Data records
[start]
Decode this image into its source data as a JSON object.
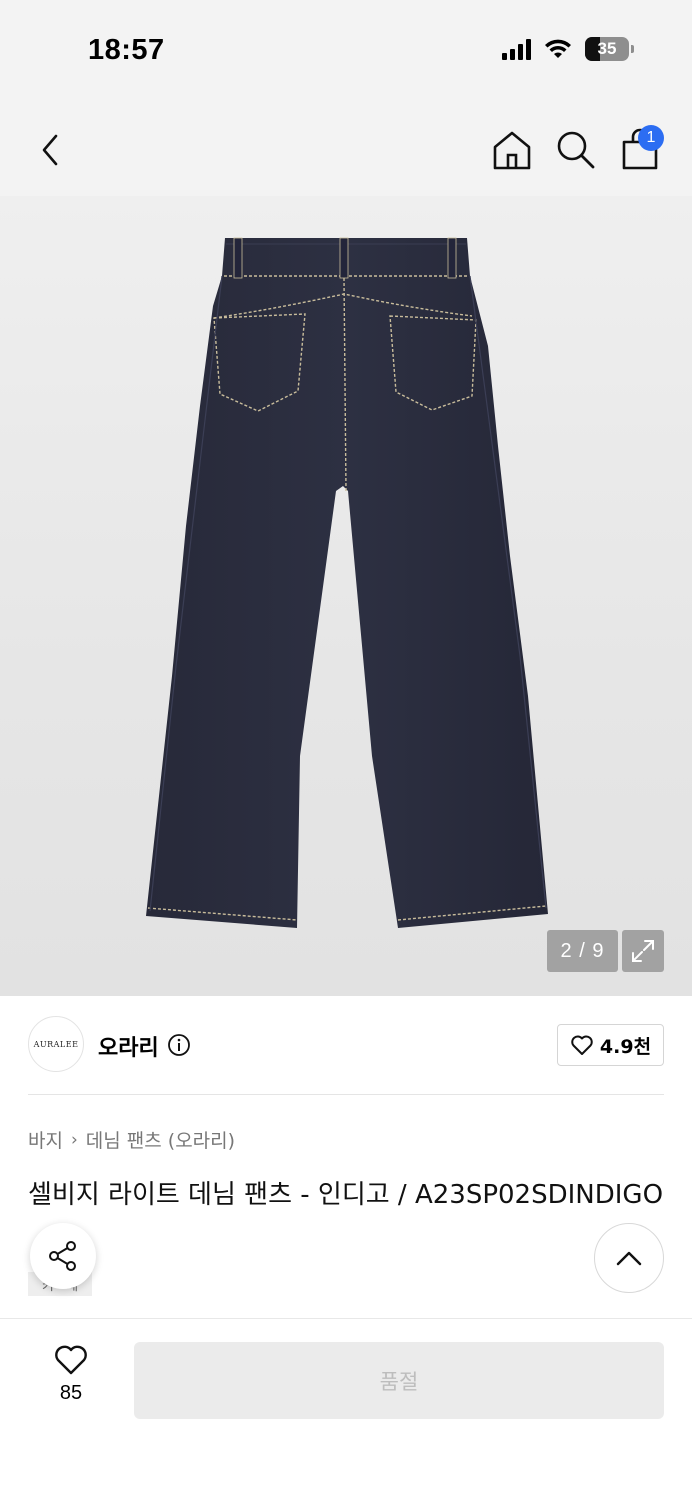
{
  "status_bar": {
    "time": "18:57",
    "battery_level": "35",
    "icons": [
      "signal-icon",
      "wifi-icon",
      "battery-icon"
    ]
  },
  "nav": {
    "icons": [
      "back-chevron-icon",
      "home-icon",
      "search-icon",
      "cart-icon"
    ],
    "cart_badge": "1"
  },
  "image": {
    "counter": "2 / 9",
    "subject": "jeans-back-view",
    "denim_color": "#2a2c3d"
  },
  "brand": {
    "logo_text": "AURALEE",
    "name": "오라리",
    "like_count": "4.9천"
  },
  "product": {
    "breadcrumb": [
      "바지",
      "데님 팬츠 (오라리)"
    ],
    "title": "셀비지 라이트 데님 팬츠 - 인디고 / A23SP02SDINDIGO",
    "tag": "키 · 세"
  },
  "bottom": {
    "wish_count": "85",
    "buy_button_label": "품절"
  },
  "colors": {
    "header_bg": "#f3f3f3",
    "badge": "#2c6df2",
    "soldout_bg": "#ebebeb",
    "soldout_text": "#bdbdbd"
  }
}
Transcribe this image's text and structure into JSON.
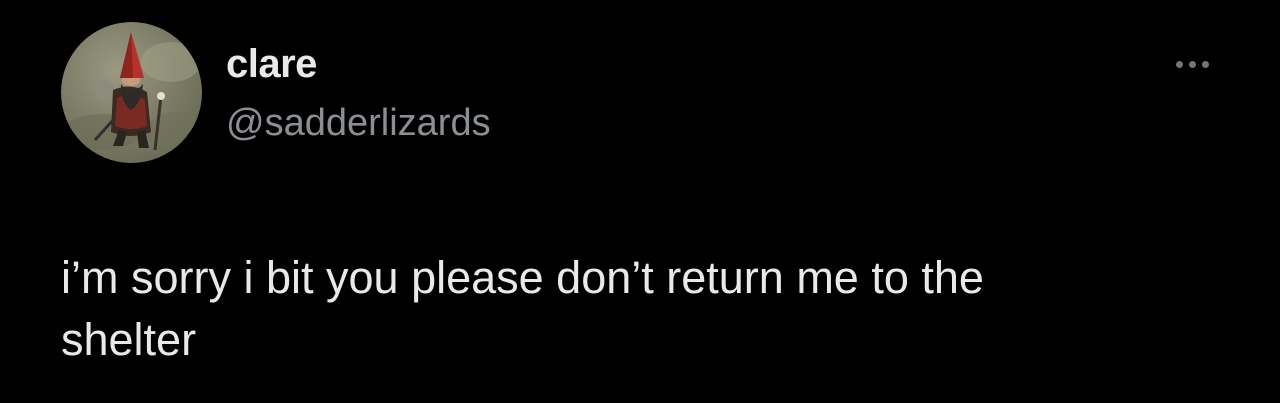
{
  "tweet": {
    "author": {
      "display_name": "clare",
      "handle": "@sadderlizards",
      "avatar_icon": "gnome-avatar-icon"
    },
    "more_icon": "more-options-icon",
    "text": "i’m sorry i bit you please don’t return me to the\nshelter"
  },
  "colors": {
    "background": "#000000",
    "primary_text": "#e7e9ea",
    "secondary_text": "#8b8f94",
    "icon": "#71767b"
  }
}
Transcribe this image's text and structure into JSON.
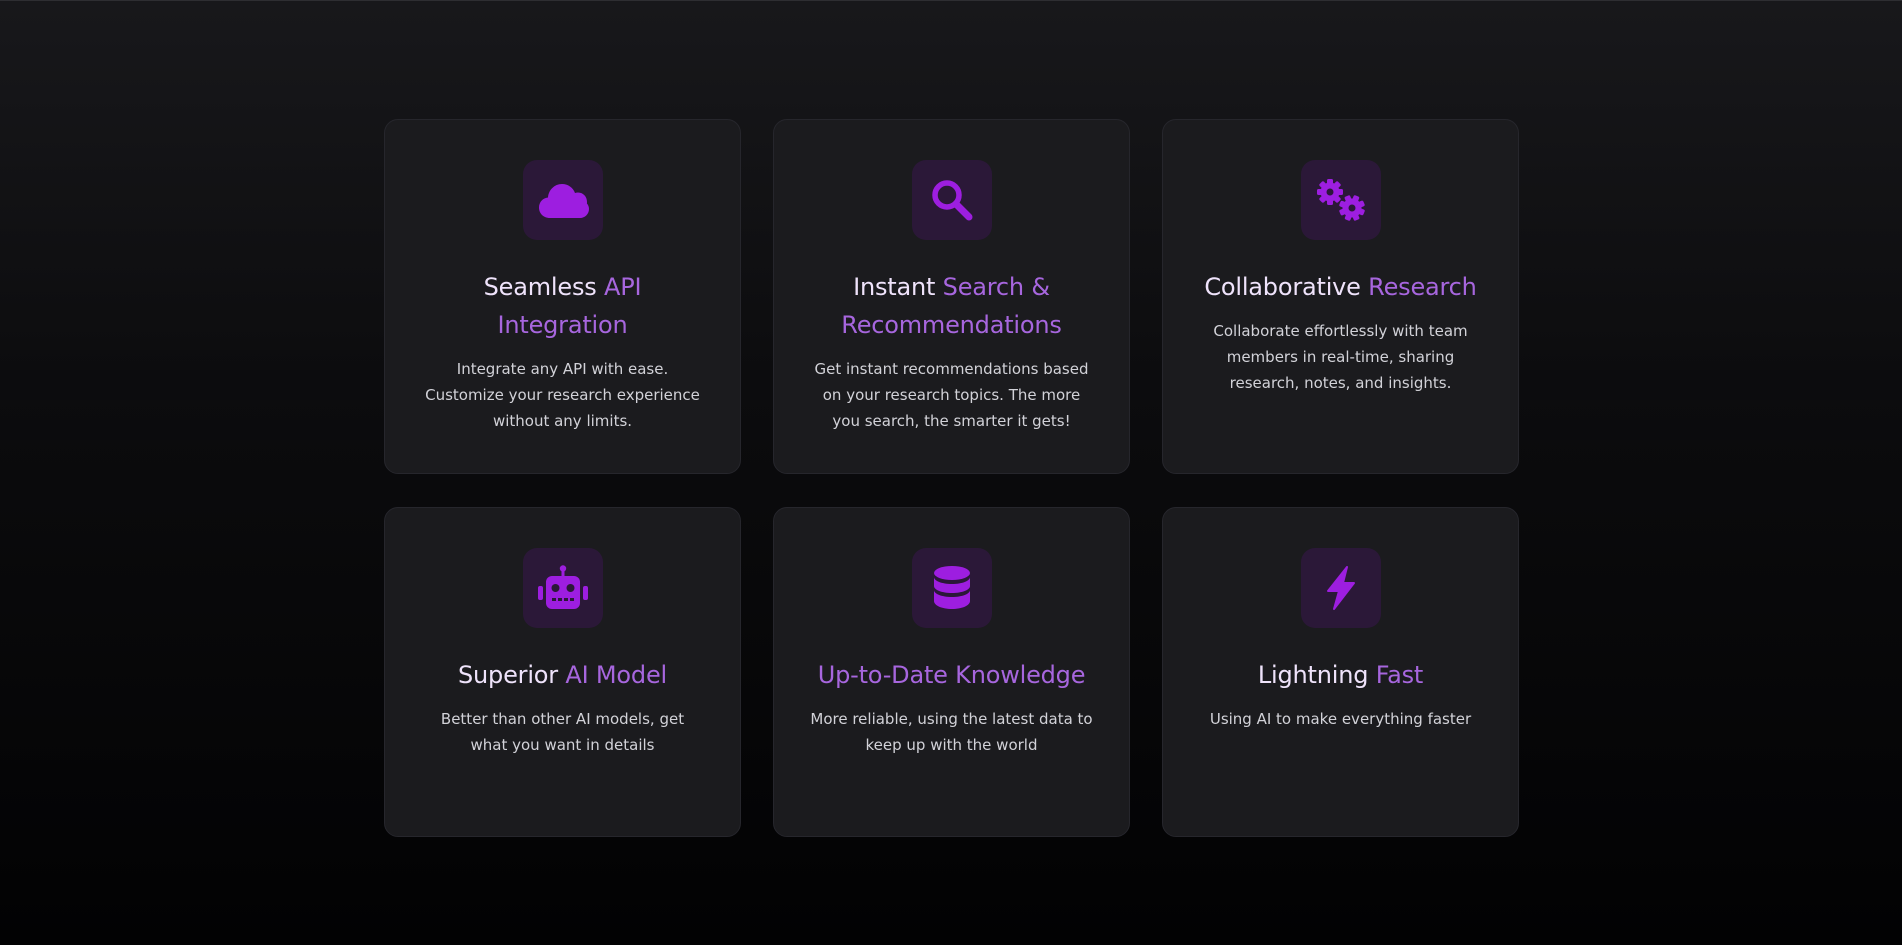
{
  "colors": {
    "accent": "#9d1ee0",
    "title_light": "#efe3fb",
    "title_accent": "#a766de",
    "card_bg": "#1b1b1e",
    "icon_bg": "#2b1838"
  },
  "features": [
    {
      "icon": "cloud-icon",
      "title_part1": "Seamless ",
      "title_part2": "API Integration",
      "description": "Integrate any API with ease. Customize your research experience without any limits."
    },
    {
      "icon": "search-icon",
      "title_part1": "Instant ",
      "title_part2": "Search & Recommendations",
      "description": "Get instant recommendations based on your research topics. The more you search, the smarter it gets!"
    },
    {
      "icon": "gears-icon",
      "title_part1": "Collaborative ",
      "title_part2": "Research",
      "description": "Collaborate effortlessly with team members in real-time, sharing research, notes, and insights."
    },
    {
      "icon": "robot-icon",
      "title_part1": "Superior ",
      "title_part2": "AI Model",
      "description": "Better than other AI models, get what you want in details"
    },
    {
      "icon": "database-icon",
      "title_part1": "Up-to-Date ",
      "title_part2": "Knowledge",
      "description": "More reliable, using the latest data to keep up with the world"
    },
    {
      "icon": "lightning-icon",
      "title_part1": "Lightning ",
      "title_part2": "Fast",
      "description": "Using AI to make everything faster"
    }
  ]
}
[end]
◆ Exercise description ◆
Collect the lines of the data that carry the word "time".

◆ Response for this exercise ◆
    "time": "18:57",
      "description": "Collaborate effortlessly with team members in real-time, sharing research, notes, and insights."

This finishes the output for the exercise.